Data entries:
===============
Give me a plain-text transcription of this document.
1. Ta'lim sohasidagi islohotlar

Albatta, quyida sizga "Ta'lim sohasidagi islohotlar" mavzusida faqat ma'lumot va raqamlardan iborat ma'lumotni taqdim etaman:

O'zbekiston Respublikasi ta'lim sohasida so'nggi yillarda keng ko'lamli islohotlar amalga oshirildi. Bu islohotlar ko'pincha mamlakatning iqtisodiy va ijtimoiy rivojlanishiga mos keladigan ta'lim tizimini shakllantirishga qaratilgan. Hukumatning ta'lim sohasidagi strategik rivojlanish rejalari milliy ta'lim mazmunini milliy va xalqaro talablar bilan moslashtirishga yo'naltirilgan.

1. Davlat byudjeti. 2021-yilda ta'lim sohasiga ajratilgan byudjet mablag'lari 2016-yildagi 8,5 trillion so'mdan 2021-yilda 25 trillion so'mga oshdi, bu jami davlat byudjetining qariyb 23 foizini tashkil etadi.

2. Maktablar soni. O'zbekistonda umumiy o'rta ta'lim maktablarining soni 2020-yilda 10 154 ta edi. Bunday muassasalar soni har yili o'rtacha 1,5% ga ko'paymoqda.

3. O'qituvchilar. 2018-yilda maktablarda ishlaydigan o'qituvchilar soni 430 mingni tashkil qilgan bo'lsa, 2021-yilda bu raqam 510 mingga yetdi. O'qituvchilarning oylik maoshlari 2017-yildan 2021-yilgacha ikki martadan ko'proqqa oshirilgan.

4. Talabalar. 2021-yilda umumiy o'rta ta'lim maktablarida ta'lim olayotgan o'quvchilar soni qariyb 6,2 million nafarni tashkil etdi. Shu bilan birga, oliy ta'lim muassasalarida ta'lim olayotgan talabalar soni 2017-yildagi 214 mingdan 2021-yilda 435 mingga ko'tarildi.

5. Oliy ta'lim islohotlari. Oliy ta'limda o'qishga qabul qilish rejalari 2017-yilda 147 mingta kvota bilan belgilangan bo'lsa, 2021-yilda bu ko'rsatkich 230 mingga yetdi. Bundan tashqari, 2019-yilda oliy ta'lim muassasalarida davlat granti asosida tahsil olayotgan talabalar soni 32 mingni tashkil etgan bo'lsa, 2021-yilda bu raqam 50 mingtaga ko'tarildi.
===============
=== WORK TO DO ===
What is the number of lines that hold the string "soni"? Give it alone.

=== ANSWER TO THE PROBLEM ===
4